start

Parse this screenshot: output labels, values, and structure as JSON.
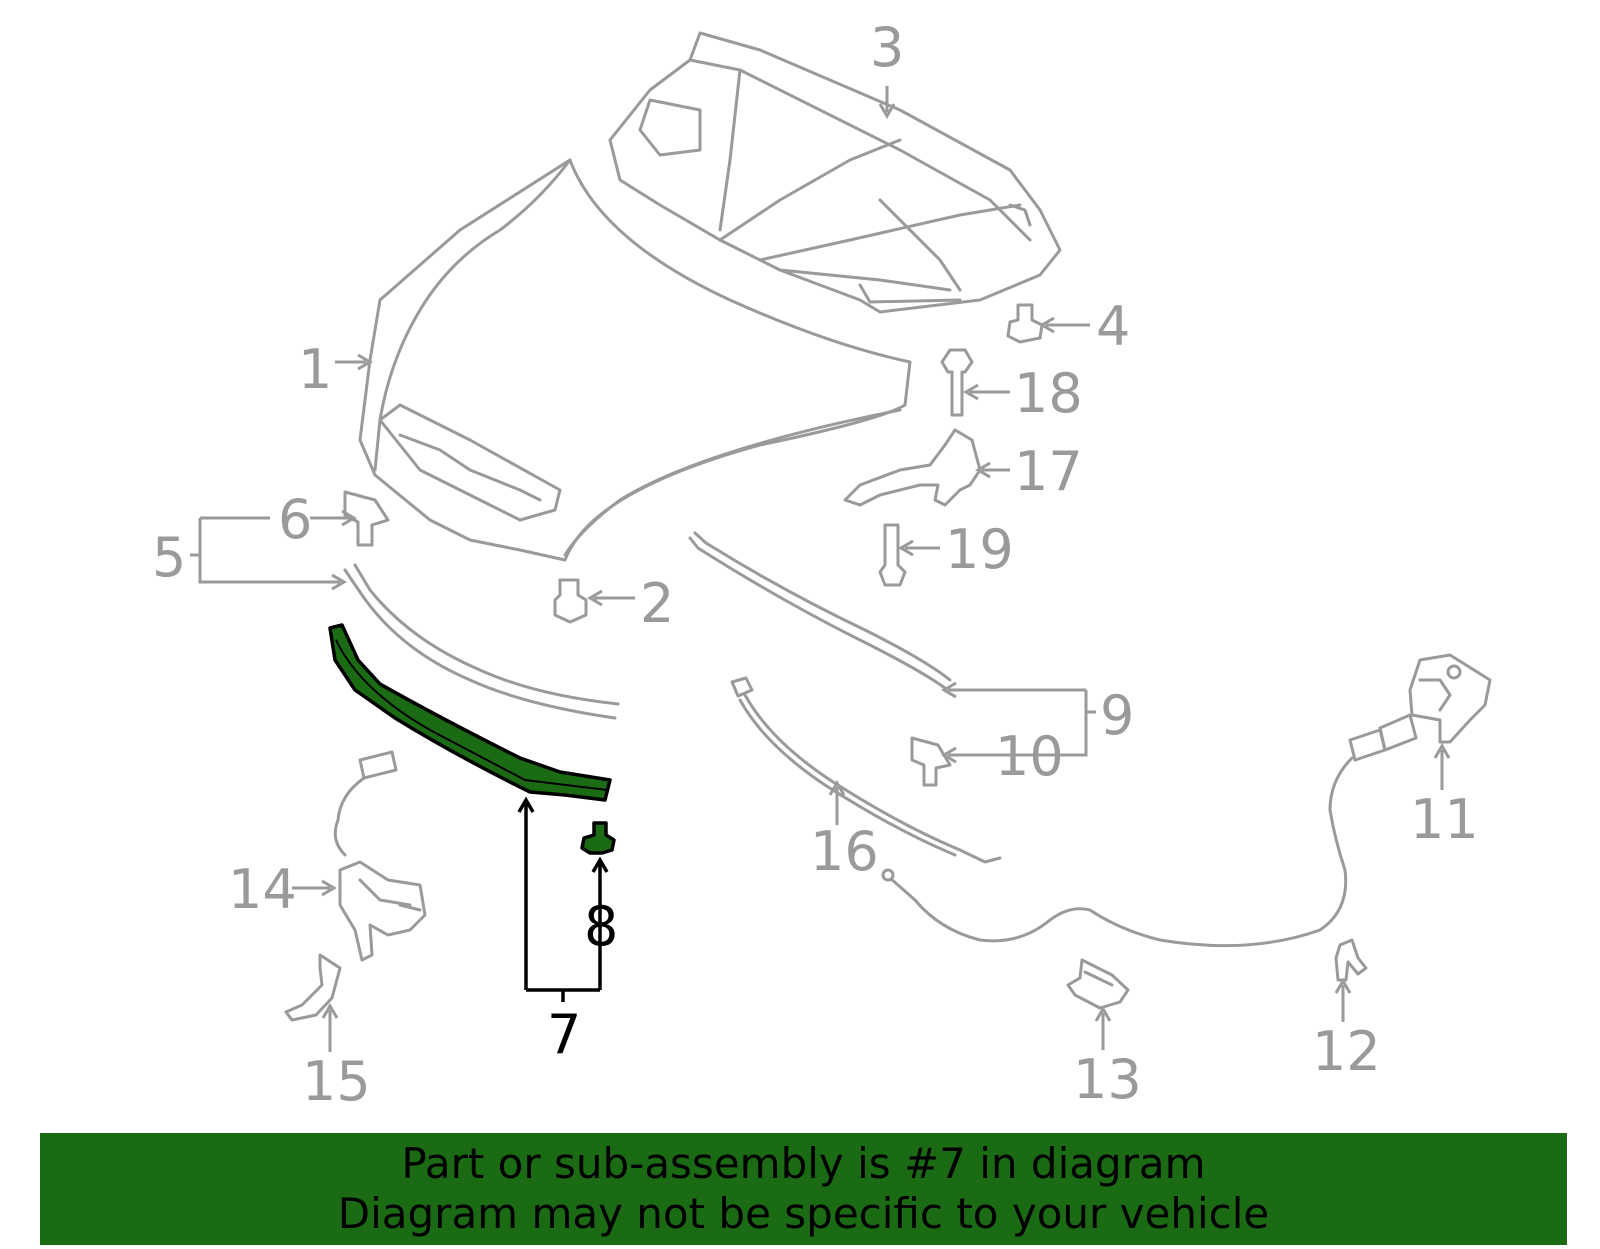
{
  "callouts": [
    {
      "id": "1",
      "label": "1"
    },
    {
      "id": "2",
      "label": "2"
    },
    {
      "id": "3",
      "label": "3"
    },
    {
      "id": "4",
      "label": "4"
    },
    {
      "id": "5",
      "label": "5"
    },
    {
      "id": "6",
      "label": "6"
    },
    {
      "id": "7",
      "label": "7"
    },
    {
      "id": "8",
      "label": "8"
    },
    {
      "id": "9",
      "label": "9"
    },
    {
      "id": "10",
      "label": "10"
    },
    {
      "id": "11",
      "label": "11"
    },
    {
      "id": "12",
      "label": "12"
    },
    {
      "id": "13",
      "label": "13"
    },
    {
      "id": "14",
      "label": "14"
    },
    {
      "id": "15",
      "label": "15"
    },
    {
      "id": "16",
      "label": "16"
    },
    {
      "id": "17",
      "label": "17"
    },
    {
      "id": "18",
      "label": "18"
    },
    {
      "id": "19",
      "label": "19"
    }
  ],
  "highlighted_part": "7",
  "colors": {
    "highlight": "#1a6b14",
    "part_line": "#9a9a9a",
    "highlight_line": "#000000"
  },
  "banner": {
    "line1": "Part or sub-assembly is #7 in diagram",
    "line2": "Diagram may not be specific to your vehicle"
  }
}
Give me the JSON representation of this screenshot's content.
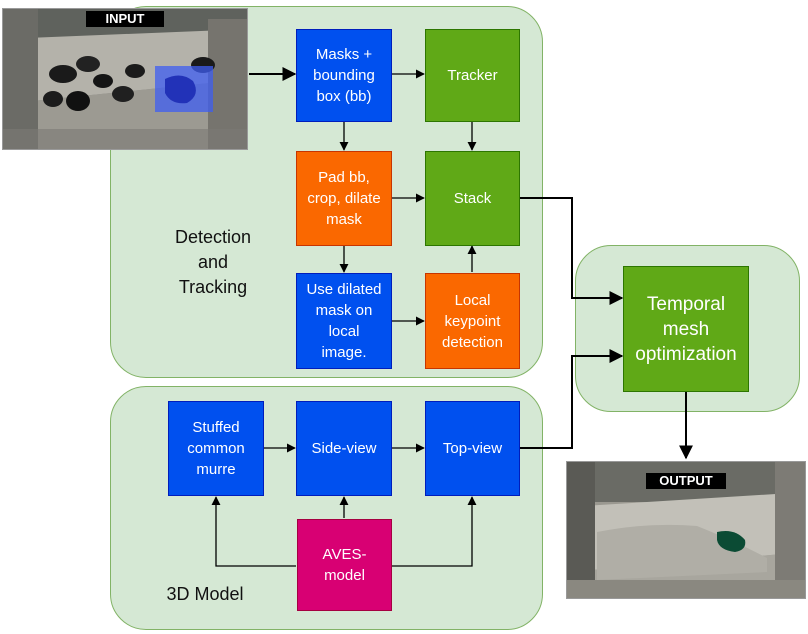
{
  "images": {
    "input_label": "INPUT",
    "output_label": "OUTPUT"
  },
  "groups": {
    "detection_label": "Detection\nand\nTracking",
    "model_label": "3D Model"
  },
  "nodes": {
    "masks_bb": "Masks +\nbounding\nbox (bb)",
    "tracker": "Tracker",
    "pad_bb": "Pad bb,\ncrop, dilate\nmask",
    "stack": "Stack",
    "use_dilated": "Use dilated\nmask on\nlocal\nimage.",
    "local_keypoint": "Local\nkeypoint\ndetection",
    "temporal": "Temporal\nmesh\noptimization",
    "stuffed": "Stuffed\ncommon\nmurre",
    "side_view": "Side-view",
    "top_view": "Top-view",
    "aves": "AVES-\nmodel"
  },
  "colors": {
    "group_fill": "#d5e8d4",
    "group_stroke": "#82b366",
    "blue": "#0050ef",
    "green": "#60a917",
    "orange": "#fa6800",
    "pink": "#d80073"
  }
}
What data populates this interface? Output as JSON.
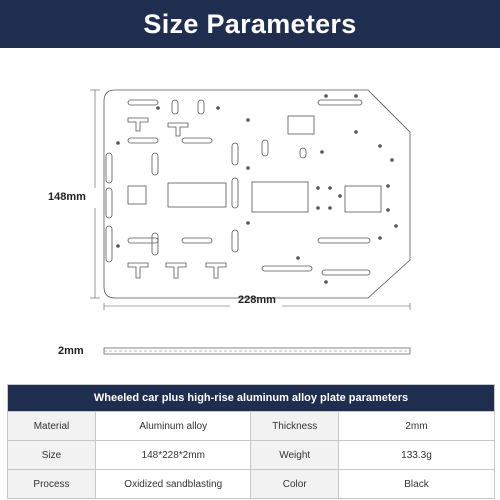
{
  "title": "Size Parameters",
  "dimensions": {
    "height_label": "148mm",
    "width_label": "228mm",
    "thickness_label": "2mm"
  },
  "table": {
    "header": "Wheeled car plus high-rise aluminum alloy plate parameters",
    "rows": [
      {
        "k1": "Material",
        "v1": "Aluminum alloy",
        "k2": "Thickness",
        "v2": "2mm"
      },
      {
        "k1": "Size",
        "v1": "148*228*2mm",
        "k2": "Weight",
        "v2": "133.3g"
      },
      {
        "k1": "Process",
        "v1": "Oxidized sandblasting",
        "k2": "Color",
        "v2": "Black"
      }
    ]
  },
  "colors": {
    "banner": "#1f2d4f",
    "line": "#555555"
  }
}
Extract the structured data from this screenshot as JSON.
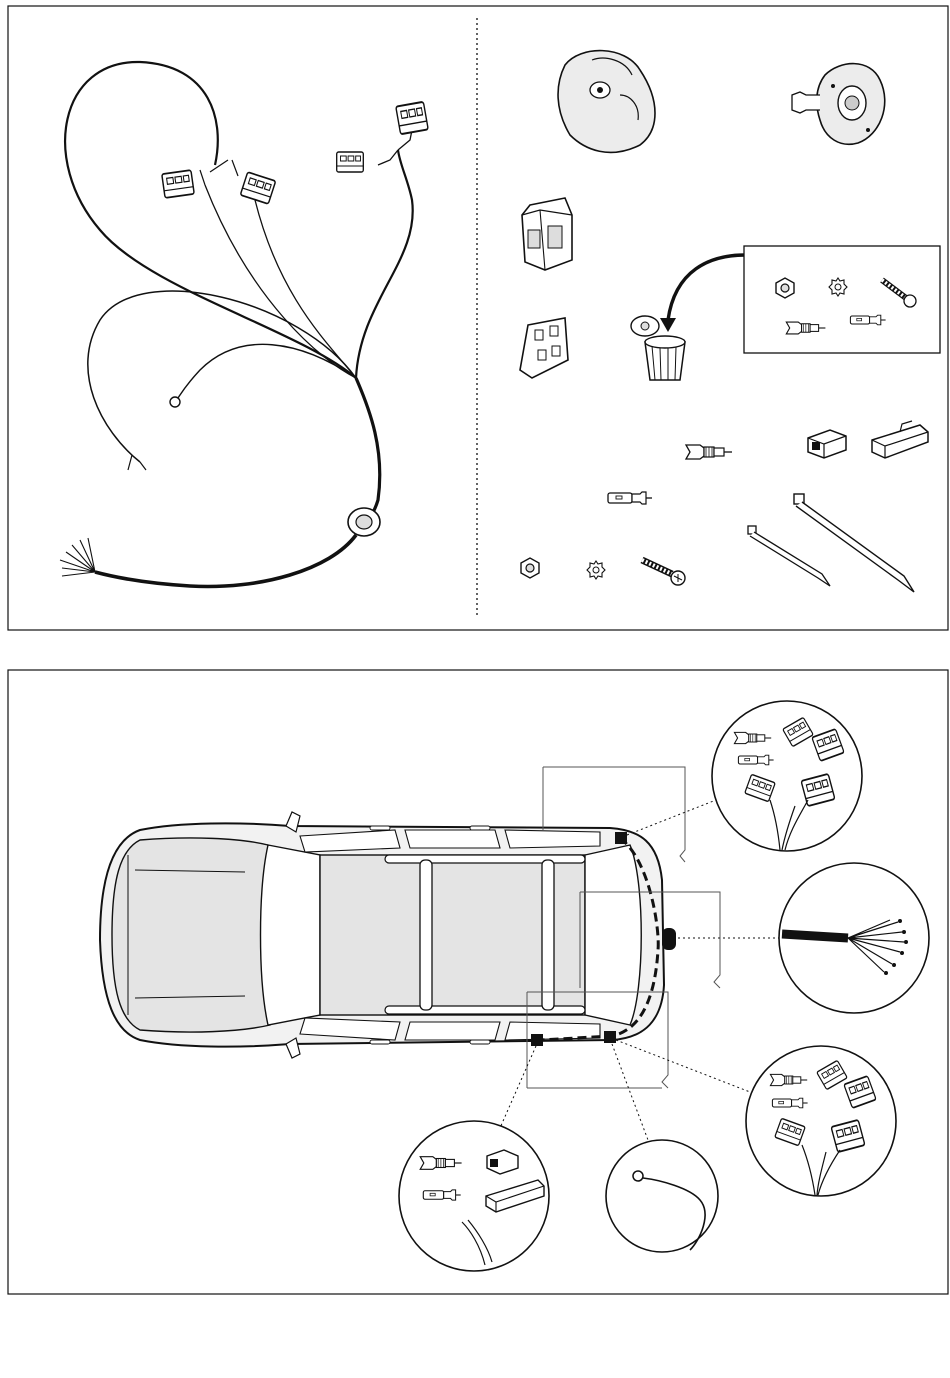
{
  "document": {
    "type": "wiring-harness-installation-diagram",
    "text_labels": []
  },
  "colors": {
    "line": "#111111",
    "connector_fill": "#ffffff",
    "car_body_fill": "#f2f2f2",
    "roof_fill": "#e4e4e4",
    "callout_box": "#555555"
  },
  "kit_panel": {
    "components": [
      {
        "name": "wiring-harness",
        "icon": "cable-harness-icon"
      },
      {
        "name": "7-pin-socket-cover",
        "icon": "socket-housing-icon"
      },
      {
        "name": "socket-base-plate",
        "icon": "socket-plate-icon"
      },
      {
        "name": "relay-housing",
        "icon": "relay-block-icon"
      },
      {
        "name": "connector-cover",
        "icon": "connector-clip-icon"
      },
      {
        "name": "grommet-sleeve",
        "icon": "grommet-icon"
      },
      {
        "name": "hardware-detail-box",
        "icon": "detail-box-icon"
      },
      {
        "name": "flat-spade-connector",
        "icon": "spade-connector-icon"
      },
      {
        "name": "bullet-connector",
        "icon": "bullet-connector-icon"
      },
      {
        "name": "square-connector-housing",
        "icon": "square-housing-icon"
      },
      {
        "name": "open-channel-housing",
        "icon": "channel-housing-icon"
      },
      {
        "name": "hex-nut",
        "icon": "hex-nut-icon"
      },
      {
        "name": "lock-washer",
        "icon": "lock-washer-icon"
      },
      {
        "name": "screw",
        "icon": "screw-icon"
      },
      {
        "name": "cable-tie-small",
        "icon": "cable-tie-icon"
      },
      {
        "name": "cable-tie-large",
        "icon": "cable-tie-icon"
      }
    ]
  },
  "vehicle_panel": {
    "view": "top-view",
    "callouts": [
      {
        "name": "left-rear-light-connectors",
        "icon": "connector-detail-icon"
      },
      {
        "name": "tow-bar-cable-exit",
        "icon": "cable-bundle-icon"
      },
      {
        "name": "right-rear-light-connectors",
        "icon": "connector-detail-icon"
      },
      {
        "name": "ground-ring-terminal",
        "icon": "ring-terminal-icon"
      },
      {
        "name": "side-connector-set",
        "icon": "connector-detail-icon"
      }
    ]
  }
}
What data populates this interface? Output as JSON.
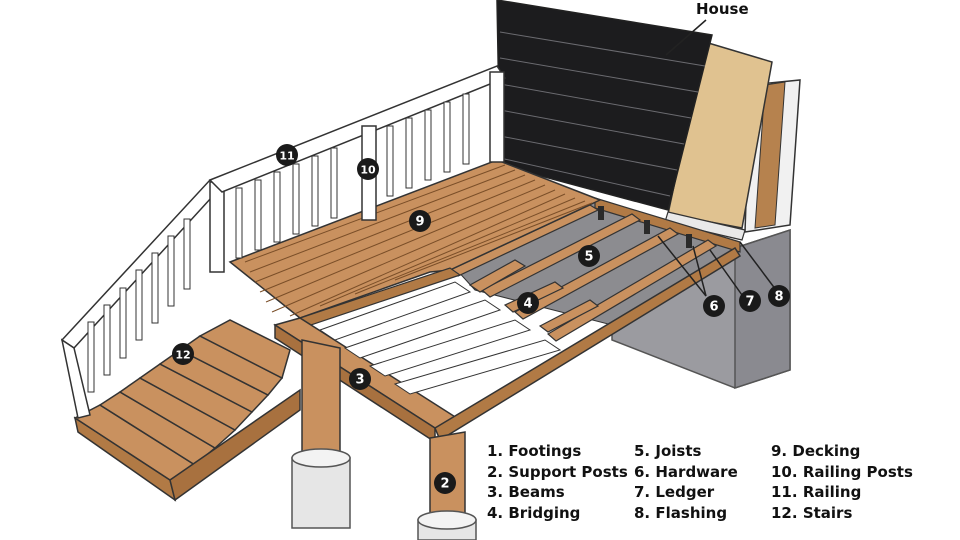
{
  "house_label": "House",
  "legend": [
    [
      {
        "number": "1.",
        "label": "Footings"
      },
      {
        "number": "2.",
        "label": "Support Posts"
      },
      {
        "number": "3.",
        "label": "Beams"
      },
      {
        "number": "4.",
        "label": "Bridging"
      }
    ],
    [
      {
        "number": "5.",
        "label": "Joists"
      },
      {
        "number": "6.",
        "label": "Hardware"
      },
      {
        "number": "7.",
        "label": "Ledger"
      },
      {
        "number": "8.",
        "label": "Flashing"
      }
    ],
    [
      {
        "number": "9.",
        "label": "Decking"
      },
      {
        "number": "10.",
        "label": "Railing Posts"
      },
      {
        "number": "11.",
        "label": "Railing"
      },
      {
        "number": "12.",
        "label": "Stairs"
      }
    ]
  ],
  "callouts": {
    "beams": "3",
    "support_posts": "2",
    "bridging": "4",
    "joists": "5",
    "hardware": "6",
    "ledger": "7",
    "flashing": "8",
    "decking": "9",
    "railing_posts": "10",
    "railing": "11",
    "stairs": "12"
  },
  "colors": {
    "wood": "#c9915f",
    "wood_dark": "#a8713f",
    "house_siding": "#1c1c1e",
    "sheathing": "#e0c290",
    "flashing": "#e9e9e9",
    "foundation": "#9b9ba0",
    "footing": "#e6e6e6",
    "rail": "#ffffff",
    "badge": "#1a1a1a"
  }
}
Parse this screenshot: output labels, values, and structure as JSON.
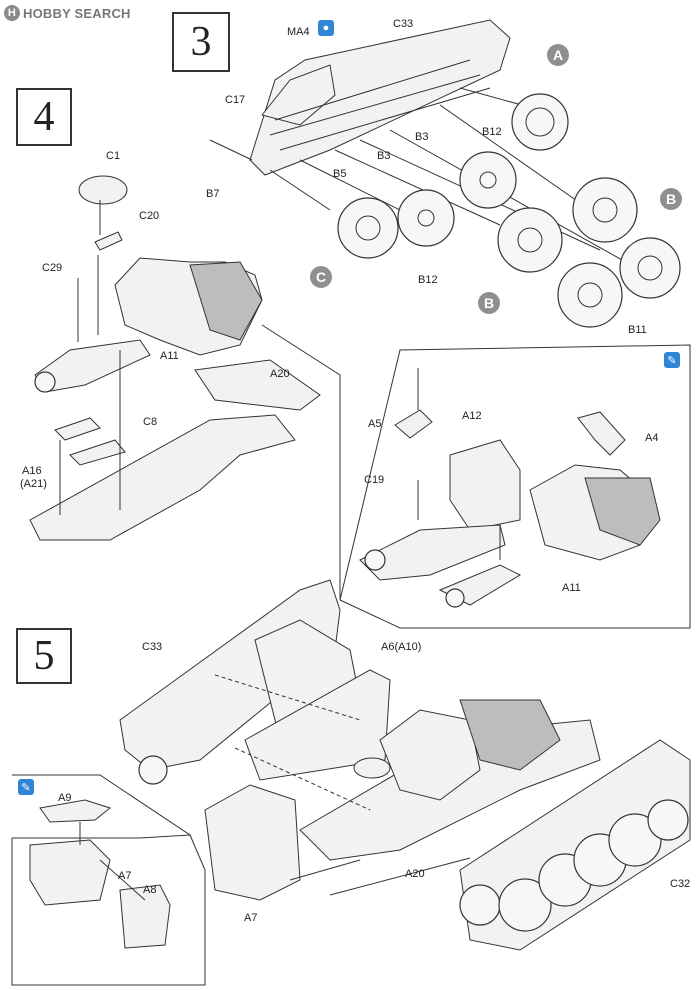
{
  "logo": {
    "text": "HOBBY SEARCH"
  },
  "steps": {
    "s3": "3",
    "s4": "4",
    "s5": "5"
  },
  "circle_labels": {
    "a": "A",
    "b": "B",
    "c": "C"
  },
  "icons": {
    "glue": "glue-drop-icon",
    "paint": "paint-brush-icon"
  },
  "labels": {
    "ma4": "MA4",
    "c33_top": "C33",
    "c17": "C17",
    "b7": "B7",
    "b5": "B5",
    "b3a": "B3",
    "b3b": "B3",
    "b12a": "B12",
    "b12b": "B12",
    "b11": "B11",
    "c1": "C1",
    "c20": "C20",
    "c29": "C29",
    "a11a": "A11",
    "a20a": "A20",
    "c8": "C8",
    "a16": "A16",
    "a21": "(A21)",
    "a5": "A5",
    "a12": "A12",
    "a4": "A4",
    "c19": "C19",
    "a11b": "A11",
    "c33b": "C33",
    "a6": "A6(A10)",
    "a20b": "A20",
    "c32": "C32",
    "a9": "A9",
    "a7a": "A7",
    "a8": "A8",
    "a7b": "A7"
  },
  "colors": {
    "line": "#333333",
    "accent_gray": "#8f8f8f",
    "icon_blue": "#2f86d6"
  }
}
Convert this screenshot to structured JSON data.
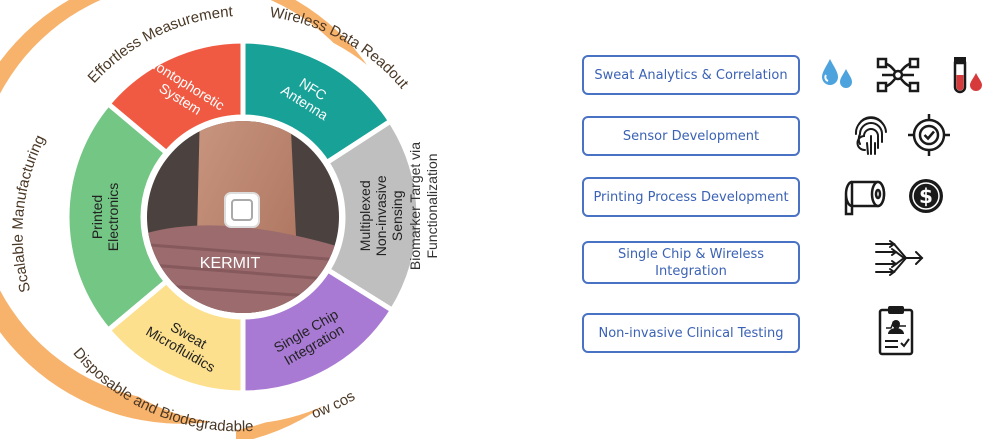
{
  "wheel": {
    "outer_ring": [
      "Effortless Measurement",
      "Wireless Data Readout",
      "Scalable Manufacturing",
      "Disposable and Biodegradable",
      "Low cost"
    ],
    "segments": [
      {
        "text": "Iontophoretic System",
        "color": "#f15a42"
      },
      {
        "text": "NFC Antenna",
        "color": "#17a197"
      },
      {
        "text": "Multiplexed Non-invasive Sensing",
        "color": "#bfbfbf"
      },
      {
        "text": "Single Chip Integration",
        "color": "#a97ad4"
      },
      {
        "text": "Sweat Microfluidics",
        "color": "#fce08d"
      },
      {
        "text": "Printed Electronics",
        "color": "#74c685"
      }
    ],
    "extension": {
      "text": "Biomarker Target via Functionalization",
      "color": "#c9e9b4"
    },
    "center_label": "KERMIT",
    "ring_color": "#f7b26b"
  },
  "steps": [
    {
      "label": "Sweat Analytics & Correlation",
      "icons": [
        "water-drops-icon",
        "network-icon",
        "blood-tube-icon"
      ]
    },
    {
      "label": "Sensor Development",
      "icons": [
        "fingerprint-icon",
        "target-icon"
      ]
    },
    {
      "label": "Printing Process Development",
      "icons": [
        "paper-roll-icon",
        "dollar-icon"
      ]
    },
    {
      "label": "Single Chip & Wireless Integration",
      "icons": [
        "data-merge-icon"
      ]
    },
    {
      "label": "Non-invasive Clinical Testing",
      "icons": [
        "clipboard-report-icon"
      ]
    }
  ],
  "colors": {
    "box_border": "#4a72c4",
    "box_text": "#3b62b5",
    "icon_blue": "#4da3dd",
    "icon_red": "#d63a3a"
  }
}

end

Aim of the task: The lines to collect are those holding the string "socket"; copy them all.

Output of the task:
        "name": "7-pin-socket-cover",
        "icon": "socket-housing-icon"
        "name": "socket-base-plate",
        "icon": "socket-plate-icon"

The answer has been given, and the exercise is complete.